SET PROBLEM =
Beneath this sentence is a set of records; write each of them out exactly.

Collected data:
## start

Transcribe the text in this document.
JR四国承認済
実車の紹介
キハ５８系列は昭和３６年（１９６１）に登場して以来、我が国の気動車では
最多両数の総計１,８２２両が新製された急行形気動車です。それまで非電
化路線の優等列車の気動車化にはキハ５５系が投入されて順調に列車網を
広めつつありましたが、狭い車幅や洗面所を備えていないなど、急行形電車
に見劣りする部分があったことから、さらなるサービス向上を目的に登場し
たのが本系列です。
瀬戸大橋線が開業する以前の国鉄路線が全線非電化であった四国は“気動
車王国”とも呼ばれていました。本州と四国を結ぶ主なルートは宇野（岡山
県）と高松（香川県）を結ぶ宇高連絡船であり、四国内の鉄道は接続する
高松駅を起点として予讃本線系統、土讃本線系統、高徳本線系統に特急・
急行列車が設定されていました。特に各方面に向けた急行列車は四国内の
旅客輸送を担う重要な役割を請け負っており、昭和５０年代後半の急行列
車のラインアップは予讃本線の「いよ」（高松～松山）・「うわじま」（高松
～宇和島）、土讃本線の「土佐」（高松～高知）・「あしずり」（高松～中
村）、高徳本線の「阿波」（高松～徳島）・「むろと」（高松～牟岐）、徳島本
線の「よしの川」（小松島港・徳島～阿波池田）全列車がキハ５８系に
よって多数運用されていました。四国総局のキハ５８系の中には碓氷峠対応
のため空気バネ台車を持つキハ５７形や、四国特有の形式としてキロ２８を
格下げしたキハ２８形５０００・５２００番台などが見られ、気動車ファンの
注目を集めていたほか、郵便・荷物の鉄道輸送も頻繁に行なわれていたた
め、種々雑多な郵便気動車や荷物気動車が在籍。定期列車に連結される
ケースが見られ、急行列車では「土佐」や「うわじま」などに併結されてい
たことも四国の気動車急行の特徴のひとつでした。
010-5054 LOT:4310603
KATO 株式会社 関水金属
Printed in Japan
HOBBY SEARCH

## end

CORRECT RESULT =
Transcribe the text in this document.
JR四国承認済
実車の紹介
キハ５８系列は昭和３６年（１９６１）に登場して以来、我が国の気動車では
最多両数の総計１,８２２両が新製された急行形気動車です。それまで非電
化路線の優等列車の気動車化にはキハ５５系が投入されて順調に列車網を
広めつつありましたが、狭い車幅や洗面所を備えていないなど、急行形電車
に見劣りする部分があったことから、さらなるサービス向上を目的に登場し
たのが本系列です。
瀬戸大橋線が開業する以前の国鉄路線が全線非電化であった四国は“気動
車王国”とも呼ばれていました。本州と四国を結ぶ主なルートは宇野（岡山
県）と高松（香川県）を結ぶ宇高連絡船であり、四国内の鉄道は接続する
高松駅を起点として予讃本線系統、土讃本線系統、高徳本線系統に特急・
急行列車が設定されていました。特に各方面に向けた急行列車は四国内の
旅客輸送を担う重要な役割を請け負っており、昭和５０年代後半の急行列
車のラインアップは予讃本線の「いよ」（高松～松山）・「うわじま」（高松
～宇和島）、土讃本線の「土佐」（高松～高知）・「あしずり」（高松～中
村）、高徳本線の「阿波」（高松～徳島）・「むろと」（高松～牟岐）、徳島本
線の「よしの川」（小松島港・徳島～阿波池田）全列車がキハ５８系に
よって多数運用されていました。四国総局のキハ５８系の中には碓氷峠対応
のため空気バネ台車を持つキハ５７形や、四国特有の形式としてキロ２８を
格下げしたキハ２８形５０００・５２００番台などが見られ、気動車ファンの
注目を集めていたほか、郵便・荷物の鉄道輸送も頻繁に行なわれていたた
め、種々雑多な郵便気動車や荷物気動車が在籍。定期列車に連結される
ケースが見られ、急行列車では「土佐」や「うわじま」などに併結されてい
たことも四国の気動車急行の特徴のひとつでした。
010-5054 LOT:4310603
KATO 株式会社 関水金属
Printed in Japan
HOBBY SEARCH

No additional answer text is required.